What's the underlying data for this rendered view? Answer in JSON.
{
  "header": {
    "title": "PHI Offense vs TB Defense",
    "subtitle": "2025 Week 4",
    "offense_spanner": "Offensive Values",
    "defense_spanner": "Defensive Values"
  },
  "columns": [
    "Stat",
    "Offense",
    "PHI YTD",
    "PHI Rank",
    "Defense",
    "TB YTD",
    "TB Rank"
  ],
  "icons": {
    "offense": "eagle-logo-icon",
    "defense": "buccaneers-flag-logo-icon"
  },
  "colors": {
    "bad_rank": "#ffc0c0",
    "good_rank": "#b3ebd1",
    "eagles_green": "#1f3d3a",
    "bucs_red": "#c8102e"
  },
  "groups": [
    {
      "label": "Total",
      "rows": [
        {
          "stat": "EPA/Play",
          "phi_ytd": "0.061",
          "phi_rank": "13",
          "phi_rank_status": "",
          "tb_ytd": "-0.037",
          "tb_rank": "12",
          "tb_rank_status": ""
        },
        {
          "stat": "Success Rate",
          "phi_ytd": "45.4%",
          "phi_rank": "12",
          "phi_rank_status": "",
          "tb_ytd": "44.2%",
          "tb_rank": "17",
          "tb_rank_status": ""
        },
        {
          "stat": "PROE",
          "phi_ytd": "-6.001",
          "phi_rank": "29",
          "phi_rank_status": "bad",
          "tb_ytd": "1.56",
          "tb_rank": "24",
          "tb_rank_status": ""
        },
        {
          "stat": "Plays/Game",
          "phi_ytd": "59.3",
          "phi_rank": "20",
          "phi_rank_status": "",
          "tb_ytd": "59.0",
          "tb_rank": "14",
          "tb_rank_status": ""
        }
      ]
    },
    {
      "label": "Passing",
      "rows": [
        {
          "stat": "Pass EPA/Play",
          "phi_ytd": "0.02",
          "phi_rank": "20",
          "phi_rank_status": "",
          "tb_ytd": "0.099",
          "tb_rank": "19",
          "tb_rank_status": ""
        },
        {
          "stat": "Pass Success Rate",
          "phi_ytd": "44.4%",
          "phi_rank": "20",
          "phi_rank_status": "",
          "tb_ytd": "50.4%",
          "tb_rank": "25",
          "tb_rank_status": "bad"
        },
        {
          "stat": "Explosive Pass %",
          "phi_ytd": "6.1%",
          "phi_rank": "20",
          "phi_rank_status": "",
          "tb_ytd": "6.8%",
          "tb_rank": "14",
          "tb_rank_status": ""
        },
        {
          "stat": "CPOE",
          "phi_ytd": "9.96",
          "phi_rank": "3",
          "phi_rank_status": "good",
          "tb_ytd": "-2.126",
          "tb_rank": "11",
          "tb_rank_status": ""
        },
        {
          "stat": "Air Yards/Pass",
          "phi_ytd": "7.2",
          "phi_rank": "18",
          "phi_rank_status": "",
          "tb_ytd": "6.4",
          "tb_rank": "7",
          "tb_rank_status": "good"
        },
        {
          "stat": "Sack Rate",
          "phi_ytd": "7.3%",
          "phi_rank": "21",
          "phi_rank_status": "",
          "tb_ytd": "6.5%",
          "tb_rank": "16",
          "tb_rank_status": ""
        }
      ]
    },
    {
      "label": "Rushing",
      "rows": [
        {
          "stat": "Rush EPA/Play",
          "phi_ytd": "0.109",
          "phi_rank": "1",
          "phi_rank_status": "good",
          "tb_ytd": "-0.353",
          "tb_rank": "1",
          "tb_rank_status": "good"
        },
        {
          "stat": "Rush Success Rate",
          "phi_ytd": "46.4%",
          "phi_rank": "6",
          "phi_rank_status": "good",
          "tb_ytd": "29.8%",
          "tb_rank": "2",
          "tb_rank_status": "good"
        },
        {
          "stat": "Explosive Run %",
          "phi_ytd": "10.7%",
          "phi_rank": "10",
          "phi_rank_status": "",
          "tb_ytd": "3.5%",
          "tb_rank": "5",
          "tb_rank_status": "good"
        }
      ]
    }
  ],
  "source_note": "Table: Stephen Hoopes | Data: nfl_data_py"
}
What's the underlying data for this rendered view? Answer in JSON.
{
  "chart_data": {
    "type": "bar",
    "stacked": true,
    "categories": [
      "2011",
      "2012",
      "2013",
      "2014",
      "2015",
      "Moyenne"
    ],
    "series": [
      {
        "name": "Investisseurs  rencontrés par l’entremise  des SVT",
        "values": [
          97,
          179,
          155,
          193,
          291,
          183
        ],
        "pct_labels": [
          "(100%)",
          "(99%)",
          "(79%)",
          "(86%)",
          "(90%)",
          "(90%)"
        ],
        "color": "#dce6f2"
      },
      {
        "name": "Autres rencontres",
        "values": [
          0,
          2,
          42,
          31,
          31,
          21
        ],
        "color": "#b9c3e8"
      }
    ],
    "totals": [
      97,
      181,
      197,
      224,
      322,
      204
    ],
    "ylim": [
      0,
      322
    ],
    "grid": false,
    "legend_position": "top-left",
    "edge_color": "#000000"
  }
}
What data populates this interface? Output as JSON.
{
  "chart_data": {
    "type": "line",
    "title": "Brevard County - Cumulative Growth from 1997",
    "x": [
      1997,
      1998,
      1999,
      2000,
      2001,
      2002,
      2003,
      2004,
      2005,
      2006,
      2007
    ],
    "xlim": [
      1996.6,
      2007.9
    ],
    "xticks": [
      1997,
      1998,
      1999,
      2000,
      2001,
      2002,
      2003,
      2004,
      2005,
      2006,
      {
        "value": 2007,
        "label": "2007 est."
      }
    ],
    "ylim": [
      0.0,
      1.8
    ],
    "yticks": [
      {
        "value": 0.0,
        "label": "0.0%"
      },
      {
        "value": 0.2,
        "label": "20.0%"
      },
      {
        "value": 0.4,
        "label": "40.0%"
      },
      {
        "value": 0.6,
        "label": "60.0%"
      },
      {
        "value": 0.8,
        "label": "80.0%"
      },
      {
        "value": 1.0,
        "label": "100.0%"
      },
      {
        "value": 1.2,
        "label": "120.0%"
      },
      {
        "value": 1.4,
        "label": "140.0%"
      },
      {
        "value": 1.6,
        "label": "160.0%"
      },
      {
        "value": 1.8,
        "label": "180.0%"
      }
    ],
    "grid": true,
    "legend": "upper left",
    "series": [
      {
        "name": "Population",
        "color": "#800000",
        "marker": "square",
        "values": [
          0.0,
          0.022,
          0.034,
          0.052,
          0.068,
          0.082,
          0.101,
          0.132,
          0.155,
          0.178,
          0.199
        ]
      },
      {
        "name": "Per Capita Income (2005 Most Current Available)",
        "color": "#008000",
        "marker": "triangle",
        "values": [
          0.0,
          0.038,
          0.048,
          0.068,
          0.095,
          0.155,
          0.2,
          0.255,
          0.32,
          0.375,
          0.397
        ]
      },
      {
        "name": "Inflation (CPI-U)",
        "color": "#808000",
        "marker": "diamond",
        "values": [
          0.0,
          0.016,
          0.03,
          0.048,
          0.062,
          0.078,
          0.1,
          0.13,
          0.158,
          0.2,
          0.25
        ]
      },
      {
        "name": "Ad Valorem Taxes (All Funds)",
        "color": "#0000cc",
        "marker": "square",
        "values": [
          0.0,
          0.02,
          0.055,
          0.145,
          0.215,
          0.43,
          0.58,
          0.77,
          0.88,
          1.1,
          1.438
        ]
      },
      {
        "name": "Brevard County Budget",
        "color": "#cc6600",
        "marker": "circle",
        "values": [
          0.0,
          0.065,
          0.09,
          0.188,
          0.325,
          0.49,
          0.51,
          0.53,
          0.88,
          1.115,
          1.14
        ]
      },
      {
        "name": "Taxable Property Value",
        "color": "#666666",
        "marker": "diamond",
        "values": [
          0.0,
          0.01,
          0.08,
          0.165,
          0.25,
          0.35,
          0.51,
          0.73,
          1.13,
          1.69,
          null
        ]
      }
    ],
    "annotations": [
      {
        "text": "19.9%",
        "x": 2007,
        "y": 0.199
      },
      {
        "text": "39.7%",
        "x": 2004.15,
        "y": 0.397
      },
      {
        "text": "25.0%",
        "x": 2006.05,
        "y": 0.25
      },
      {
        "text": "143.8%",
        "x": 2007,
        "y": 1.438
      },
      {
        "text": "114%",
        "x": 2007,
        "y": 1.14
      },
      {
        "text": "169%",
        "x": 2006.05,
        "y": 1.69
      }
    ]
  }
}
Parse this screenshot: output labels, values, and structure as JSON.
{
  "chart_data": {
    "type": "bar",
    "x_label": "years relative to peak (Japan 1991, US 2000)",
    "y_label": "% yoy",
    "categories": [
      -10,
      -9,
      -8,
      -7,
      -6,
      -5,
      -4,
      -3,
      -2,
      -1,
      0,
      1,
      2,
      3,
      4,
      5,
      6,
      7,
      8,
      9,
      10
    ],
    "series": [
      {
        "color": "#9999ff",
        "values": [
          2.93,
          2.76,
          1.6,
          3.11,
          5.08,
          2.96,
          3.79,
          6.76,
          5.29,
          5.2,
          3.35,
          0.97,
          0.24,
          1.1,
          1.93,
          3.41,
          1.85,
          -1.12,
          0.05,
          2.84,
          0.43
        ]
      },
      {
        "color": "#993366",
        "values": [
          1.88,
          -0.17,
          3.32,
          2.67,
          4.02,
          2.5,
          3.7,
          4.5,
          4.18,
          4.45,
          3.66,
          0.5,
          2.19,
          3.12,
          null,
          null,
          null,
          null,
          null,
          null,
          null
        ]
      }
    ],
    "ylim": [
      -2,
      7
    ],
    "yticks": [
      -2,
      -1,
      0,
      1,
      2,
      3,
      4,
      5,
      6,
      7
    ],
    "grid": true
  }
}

§ §

**Exercise**. Return each full line of the entries that contains the word "text".

**Problem solution**.
        "text": "19.9%",
        "text": "39.7%",
        "text": "25.0%",
        "text": "143.8%",
        "text": "114%",
        "text": "169%",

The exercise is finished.